**PROBLEM:** Report how many lines of the entries below contain the word "nobody", and nothing more.

BEGIN MATERIAL SHOWN

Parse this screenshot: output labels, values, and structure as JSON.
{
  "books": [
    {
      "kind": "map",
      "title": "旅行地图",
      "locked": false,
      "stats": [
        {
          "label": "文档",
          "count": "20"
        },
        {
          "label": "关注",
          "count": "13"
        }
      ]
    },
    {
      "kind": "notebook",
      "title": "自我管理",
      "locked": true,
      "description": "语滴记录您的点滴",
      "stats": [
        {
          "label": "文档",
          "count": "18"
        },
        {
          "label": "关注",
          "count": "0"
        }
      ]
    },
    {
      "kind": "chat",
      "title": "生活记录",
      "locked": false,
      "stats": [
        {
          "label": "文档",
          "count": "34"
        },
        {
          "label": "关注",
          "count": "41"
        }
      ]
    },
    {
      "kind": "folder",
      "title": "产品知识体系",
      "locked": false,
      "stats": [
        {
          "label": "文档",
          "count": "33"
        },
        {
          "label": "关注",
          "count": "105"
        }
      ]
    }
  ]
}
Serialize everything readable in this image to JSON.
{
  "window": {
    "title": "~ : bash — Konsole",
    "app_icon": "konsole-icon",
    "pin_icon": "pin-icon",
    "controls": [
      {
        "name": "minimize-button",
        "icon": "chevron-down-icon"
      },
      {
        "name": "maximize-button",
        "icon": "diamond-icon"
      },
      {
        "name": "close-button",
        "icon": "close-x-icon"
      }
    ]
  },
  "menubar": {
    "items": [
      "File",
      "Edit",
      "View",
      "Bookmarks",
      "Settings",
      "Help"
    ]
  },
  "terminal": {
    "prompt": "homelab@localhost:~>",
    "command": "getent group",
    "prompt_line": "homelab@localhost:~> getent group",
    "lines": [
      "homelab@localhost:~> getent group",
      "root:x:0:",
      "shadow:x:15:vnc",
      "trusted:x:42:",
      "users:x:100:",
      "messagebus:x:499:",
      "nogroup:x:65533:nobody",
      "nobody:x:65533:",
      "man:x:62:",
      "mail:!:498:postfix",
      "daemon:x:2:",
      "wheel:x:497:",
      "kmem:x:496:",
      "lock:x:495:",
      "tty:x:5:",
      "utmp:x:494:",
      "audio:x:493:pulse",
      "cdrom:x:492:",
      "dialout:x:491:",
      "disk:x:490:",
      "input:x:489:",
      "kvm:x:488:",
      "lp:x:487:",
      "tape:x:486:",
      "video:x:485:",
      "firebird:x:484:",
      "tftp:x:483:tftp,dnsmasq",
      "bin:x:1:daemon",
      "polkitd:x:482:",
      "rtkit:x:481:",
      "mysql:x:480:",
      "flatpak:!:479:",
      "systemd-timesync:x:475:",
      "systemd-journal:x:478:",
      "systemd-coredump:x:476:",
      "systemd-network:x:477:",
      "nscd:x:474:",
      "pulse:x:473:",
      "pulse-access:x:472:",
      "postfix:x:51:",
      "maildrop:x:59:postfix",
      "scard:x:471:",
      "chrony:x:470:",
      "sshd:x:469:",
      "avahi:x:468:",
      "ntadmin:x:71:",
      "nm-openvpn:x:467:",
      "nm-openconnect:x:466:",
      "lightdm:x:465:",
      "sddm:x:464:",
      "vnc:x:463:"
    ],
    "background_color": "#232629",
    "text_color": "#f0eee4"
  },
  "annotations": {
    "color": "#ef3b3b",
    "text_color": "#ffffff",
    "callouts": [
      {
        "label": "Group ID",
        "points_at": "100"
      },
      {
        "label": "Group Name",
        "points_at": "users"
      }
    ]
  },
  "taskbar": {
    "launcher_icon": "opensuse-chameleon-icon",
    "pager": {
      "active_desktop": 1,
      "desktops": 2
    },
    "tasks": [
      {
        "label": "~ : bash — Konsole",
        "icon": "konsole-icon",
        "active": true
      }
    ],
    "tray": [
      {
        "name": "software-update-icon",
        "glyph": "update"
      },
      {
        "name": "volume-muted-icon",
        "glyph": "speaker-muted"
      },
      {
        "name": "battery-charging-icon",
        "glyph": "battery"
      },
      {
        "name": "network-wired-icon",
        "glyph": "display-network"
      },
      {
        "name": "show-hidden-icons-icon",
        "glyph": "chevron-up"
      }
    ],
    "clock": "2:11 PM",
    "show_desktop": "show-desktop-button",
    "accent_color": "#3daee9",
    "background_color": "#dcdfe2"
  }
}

END MATERIAL SHOWN

**TASK OUTPUT:** 2